EXERCISE MATERIAL —
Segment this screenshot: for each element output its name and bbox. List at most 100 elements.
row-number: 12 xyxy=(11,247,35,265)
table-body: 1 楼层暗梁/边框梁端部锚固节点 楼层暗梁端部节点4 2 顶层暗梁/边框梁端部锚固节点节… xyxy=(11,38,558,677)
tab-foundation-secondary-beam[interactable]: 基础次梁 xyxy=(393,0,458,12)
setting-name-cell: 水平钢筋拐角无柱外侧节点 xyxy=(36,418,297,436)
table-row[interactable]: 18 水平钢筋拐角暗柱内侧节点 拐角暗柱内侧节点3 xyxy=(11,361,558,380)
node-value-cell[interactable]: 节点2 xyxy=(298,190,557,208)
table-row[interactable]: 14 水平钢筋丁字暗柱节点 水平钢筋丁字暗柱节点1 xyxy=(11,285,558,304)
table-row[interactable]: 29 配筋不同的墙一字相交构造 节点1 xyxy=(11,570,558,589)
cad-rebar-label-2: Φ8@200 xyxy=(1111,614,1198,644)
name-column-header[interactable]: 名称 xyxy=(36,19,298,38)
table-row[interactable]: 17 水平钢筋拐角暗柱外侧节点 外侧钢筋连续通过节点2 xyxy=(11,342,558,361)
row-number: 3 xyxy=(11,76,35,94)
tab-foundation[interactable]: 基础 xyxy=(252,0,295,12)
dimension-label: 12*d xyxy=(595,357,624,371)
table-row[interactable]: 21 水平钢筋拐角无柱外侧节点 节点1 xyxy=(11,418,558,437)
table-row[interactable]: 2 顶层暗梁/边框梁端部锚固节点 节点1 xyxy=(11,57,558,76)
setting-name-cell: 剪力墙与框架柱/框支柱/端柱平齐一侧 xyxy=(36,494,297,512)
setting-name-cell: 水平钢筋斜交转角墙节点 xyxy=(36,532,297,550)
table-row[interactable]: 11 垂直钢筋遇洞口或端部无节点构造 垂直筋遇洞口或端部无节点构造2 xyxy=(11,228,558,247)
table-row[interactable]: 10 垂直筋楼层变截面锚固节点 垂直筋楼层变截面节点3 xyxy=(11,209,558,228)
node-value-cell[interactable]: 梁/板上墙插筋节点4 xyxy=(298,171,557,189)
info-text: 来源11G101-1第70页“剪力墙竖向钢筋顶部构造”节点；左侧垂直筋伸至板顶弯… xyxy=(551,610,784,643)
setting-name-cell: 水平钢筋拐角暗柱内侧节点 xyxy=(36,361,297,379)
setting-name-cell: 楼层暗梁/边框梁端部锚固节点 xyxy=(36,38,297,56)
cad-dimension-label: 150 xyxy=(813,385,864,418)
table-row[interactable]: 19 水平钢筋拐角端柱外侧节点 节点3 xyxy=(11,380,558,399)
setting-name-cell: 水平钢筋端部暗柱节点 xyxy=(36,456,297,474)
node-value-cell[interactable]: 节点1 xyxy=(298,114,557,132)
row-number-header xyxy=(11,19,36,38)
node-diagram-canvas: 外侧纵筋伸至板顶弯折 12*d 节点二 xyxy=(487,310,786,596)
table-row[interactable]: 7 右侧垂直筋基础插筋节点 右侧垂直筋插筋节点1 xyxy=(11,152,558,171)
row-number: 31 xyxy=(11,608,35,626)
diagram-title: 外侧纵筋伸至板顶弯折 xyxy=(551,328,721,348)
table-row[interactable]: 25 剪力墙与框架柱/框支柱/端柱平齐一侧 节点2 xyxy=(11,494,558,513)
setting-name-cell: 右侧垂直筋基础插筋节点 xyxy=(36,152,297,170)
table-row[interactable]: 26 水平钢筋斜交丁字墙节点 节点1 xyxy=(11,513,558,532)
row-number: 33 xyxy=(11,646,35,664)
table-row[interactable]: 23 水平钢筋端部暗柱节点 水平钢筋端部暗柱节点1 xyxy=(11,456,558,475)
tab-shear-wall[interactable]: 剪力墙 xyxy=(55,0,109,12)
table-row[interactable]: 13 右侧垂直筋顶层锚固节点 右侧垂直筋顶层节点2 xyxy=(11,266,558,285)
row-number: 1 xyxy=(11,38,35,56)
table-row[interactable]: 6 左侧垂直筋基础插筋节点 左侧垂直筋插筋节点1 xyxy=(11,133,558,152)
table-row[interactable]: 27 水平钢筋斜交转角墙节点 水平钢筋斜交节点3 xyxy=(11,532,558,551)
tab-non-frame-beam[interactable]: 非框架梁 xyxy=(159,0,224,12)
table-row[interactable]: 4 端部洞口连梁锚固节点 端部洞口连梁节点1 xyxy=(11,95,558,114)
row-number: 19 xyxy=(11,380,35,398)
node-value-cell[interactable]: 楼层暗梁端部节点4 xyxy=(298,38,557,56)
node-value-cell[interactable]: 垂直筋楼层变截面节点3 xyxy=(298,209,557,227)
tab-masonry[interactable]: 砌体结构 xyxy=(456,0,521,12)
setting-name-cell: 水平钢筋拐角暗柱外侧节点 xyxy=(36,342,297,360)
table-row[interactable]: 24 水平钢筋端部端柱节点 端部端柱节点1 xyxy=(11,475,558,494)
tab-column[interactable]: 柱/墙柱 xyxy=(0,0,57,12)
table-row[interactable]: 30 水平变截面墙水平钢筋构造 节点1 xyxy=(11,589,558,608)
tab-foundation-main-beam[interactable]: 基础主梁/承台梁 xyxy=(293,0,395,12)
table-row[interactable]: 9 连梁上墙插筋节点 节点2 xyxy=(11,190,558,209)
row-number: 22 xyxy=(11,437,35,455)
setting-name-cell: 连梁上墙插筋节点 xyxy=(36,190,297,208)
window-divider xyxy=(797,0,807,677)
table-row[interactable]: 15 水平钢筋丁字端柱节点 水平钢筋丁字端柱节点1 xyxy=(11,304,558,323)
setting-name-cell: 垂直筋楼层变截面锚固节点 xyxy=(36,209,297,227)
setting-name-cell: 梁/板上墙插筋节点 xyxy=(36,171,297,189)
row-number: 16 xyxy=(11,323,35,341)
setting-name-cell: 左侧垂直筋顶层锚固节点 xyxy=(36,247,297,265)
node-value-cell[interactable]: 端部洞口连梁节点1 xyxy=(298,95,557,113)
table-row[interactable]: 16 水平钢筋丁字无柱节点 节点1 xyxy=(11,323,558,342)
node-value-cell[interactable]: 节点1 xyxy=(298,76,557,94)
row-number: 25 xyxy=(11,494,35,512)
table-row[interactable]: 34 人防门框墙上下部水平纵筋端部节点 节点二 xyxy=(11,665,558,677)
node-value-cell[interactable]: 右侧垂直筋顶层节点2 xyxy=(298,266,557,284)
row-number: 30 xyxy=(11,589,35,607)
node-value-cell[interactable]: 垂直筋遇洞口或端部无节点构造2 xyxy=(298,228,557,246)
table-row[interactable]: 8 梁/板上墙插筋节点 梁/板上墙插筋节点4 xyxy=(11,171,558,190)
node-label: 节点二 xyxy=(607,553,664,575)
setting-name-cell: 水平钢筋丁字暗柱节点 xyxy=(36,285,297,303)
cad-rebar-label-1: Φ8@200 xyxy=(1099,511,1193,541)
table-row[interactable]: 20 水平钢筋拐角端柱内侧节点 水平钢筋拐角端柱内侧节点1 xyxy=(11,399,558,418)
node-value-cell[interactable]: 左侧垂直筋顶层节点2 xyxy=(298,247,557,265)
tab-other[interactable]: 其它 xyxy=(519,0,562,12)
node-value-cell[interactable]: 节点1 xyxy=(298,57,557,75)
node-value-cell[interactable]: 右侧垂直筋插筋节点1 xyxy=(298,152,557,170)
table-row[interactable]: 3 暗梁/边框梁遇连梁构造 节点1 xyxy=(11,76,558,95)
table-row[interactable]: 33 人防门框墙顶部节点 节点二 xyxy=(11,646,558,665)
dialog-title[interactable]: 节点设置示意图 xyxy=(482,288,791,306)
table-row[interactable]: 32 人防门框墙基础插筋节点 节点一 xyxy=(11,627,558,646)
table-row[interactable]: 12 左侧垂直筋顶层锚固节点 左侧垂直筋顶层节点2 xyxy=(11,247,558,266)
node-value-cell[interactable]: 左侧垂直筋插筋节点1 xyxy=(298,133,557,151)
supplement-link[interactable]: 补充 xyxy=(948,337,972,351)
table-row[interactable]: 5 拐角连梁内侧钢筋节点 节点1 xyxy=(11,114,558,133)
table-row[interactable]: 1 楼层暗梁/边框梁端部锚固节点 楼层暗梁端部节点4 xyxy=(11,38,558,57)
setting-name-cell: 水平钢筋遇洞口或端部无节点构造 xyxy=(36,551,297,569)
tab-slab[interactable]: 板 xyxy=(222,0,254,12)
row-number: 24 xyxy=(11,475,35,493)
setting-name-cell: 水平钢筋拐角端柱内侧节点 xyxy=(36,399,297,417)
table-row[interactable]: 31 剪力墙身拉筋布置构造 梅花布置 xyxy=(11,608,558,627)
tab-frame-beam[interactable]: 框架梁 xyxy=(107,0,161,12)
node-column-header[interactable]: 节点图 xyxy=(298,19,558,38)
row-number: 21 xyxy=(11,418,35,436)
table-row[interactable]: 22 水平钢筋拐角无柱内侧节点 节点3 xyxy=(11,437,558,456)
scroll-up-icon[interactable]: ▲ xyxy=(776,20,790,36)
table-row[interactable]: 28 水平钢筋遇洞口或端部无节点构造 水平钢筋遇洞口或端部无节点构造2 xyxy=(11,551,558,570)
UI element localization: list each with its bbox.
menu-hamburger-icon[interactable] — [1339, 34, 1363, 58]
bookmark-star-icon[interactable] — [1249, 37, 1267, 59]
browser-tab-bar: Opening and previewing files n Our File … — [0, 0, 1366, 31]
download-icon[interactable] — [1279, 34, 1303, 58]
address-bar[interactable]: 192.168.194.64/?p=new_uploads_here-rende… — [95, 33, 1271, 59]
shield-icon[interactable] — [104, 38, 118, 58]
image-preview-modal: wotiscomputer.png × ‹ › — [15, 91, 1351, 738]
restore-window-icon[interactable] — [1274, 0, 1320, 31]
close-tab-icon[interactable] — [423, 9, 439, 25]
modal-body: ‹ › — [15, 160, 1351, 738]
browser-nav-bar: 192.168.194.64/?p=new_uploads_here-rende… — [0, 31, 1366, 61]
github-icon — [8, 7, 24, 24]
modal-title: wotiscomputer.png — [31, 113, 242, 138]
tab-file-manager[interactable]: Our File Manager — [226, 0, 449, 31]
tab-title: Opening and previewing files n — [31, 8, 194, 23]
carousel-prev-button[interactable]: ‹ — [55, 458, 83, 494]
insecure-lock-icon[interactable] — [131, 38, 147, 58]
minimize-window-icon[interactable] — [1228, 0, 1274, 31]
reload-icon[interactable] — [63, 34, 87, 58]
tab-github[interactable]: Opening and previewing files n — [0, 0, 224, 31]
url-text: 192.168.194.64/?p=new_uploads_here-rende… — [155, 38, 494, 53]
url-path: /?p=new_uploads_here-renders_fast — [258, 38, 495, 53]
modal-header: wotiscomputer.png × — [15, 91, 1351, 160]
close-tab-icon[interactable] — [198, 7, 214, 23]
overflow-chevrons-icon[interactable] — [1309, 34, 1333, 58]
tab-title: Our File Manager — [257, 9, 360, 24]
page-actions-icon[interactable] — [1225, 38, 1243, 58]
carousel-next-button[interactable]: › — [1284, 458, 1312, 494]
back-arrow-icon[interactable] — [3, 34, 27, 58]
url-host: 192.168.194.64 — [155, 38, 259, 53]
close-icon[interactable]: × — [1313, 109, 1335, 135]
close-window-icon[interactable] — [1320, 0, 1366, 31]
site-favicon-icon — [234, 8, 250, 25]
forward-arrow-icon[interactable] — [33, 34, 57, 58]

TASK PROMPT —
Set out everything from the very start of the records down to and including the line that contains "table-row[interactable]: 25 剪力墙与框架柱/框支柱/端柱平齐一侧" as a numbered list, omitting any blank lines.

EXERCISE SOLUTION —
1. Segment this screenshot: for each element output its name and bbox. List at most 100 elements.
2. row-number: 12 xyxy=(11,247,35,265)
3. table-body: 1 楼层暗梁/边框梁端部锚固节点 楼层暗梁端部节点4 2 顶层暗梁/边框梁端部锚固节点节… xyxy=(11,38,558,677)
4. tab-foundation-secondary-beam[interactable]: 基础次梁 xyxy=(393,0,458,12)
5. setting-name-cell: 水平钢筋拐角无柱外侧节点 xyxy=(36,418,297,436)
6. table-row[interactable]: 18 水平钢筋拐角暗柱内侧节点 拐角暗柱内侧节点3 xyxy=(11,361,558,380)
7. node-value-cell[interactable]: 节点2 xyxy=(298,190,557,208)
8. table-row[interactable]: 14 水平钢筋丁字暗柱节点 水平钢筋丁字暗柱节点1 xyxy=(11,285,558,304)
9. table-row[interactable]: 29 配筋不同的墙一字相交构造 节点1 xyxy=(11,570,558,589)
10. cad-rebar-label-2: Φ8@200 xyxy=(1111,614,1198,644)
11. name-column-header[interactable]: 名称 xyxy=(36,19,298,38)
12. table-row[interactable]: 17 水平钢筋拐角暗柱外侧节点 外侧钢筋连续通过节点2 xyxy=(11,342,558,361)
13. row-number: 3 xyxy=(11,76,35,94)
14. tab-foundation[interactable]: 基础 xyxy=(252,0,295,12)
15. dimension-label: 12*d xyxy=(595,357,624,371)
16. table-row[interactable]: 21 水平钢筋拐角无柱外侧节点 节点1 xyxy=(11,418,558,437)
17. table-row[interactable]: 2 顶层暗梁/边框梁端部锚固节点 节点1 xyxy=(11,57,558,76)
18. setting-name-cell: 剪力墙与框架柱/框支柱/端柱平齐一侧 xyxy=(36,494,297,512)
19. setting-name-cell: 水平钢筋斜交转角墙节点 xyxy=(36,532,297,550)
20. table-row[interactable]: 11 垂直钢筋遇洞口或端部无节点构造 垂直筋遇洞口或端部无节点构造2 xyxy=(11,228,558,247)
21. table-row[interactable]: 10 垂直筋楼层变截面锚固节点 垂直筋楼层变截面节点3 xyxy=(11,209,558,228)
22. node-value-cell[interactable]: 梁/板上墙插筋节点4 xyxy=(298,171,557,189)
23. info-text: 来源11G101-1第70页“剪力墙竖向钢筋顶部构造”节点；左侧垂直筋伸至板顶弯… xyxy=(551,610,784,643)
24. setting-name-cell: 水平钢筋拐角暗柱内侧节点 xyxy=(36,361,297,379)
25. setting-name-cell: 楼层暗梁/边框梁端部锚固节点 xyxy=(36,38,297,56)
26. cad-dimension-label: 150 xyxy=(813,385,864,418)
27. table-row[interactable]: 19 水平钢筋拐角端柱外侧节点 节点3 xyxy=(11,380,558,399)
28. setting-name-cell: 水平钢筋端部暗柱节点 xyxy=(36,456,297,474)
29. node-value-cell[interactable]: 节点1 xyxy=(298,114,557,132)
30. row-number-header xyxy=(11,19,36,38)
31. node-diagram-canvas: 外侧纵筋伸至板顶弯折 12*d 节点二 xyxy=(487,310,786,596)
32. table-row[interactable]: 7 右侧垂直筋基础插筋节点 右侧垂直筋插筋节点1 xyxy=(11,152,558,171)
33. row-number: 31 xyxy=(11,608,35,626)
34. diagram-title: 外侧纵筋伸至板顶弯折 xyxy=(551,328,721,348)
35. table-row[interactable]: 25 剪力墙与框架柱/框支柱/端柱平齐一侧 节点2 xyxy=(11,494,558,513)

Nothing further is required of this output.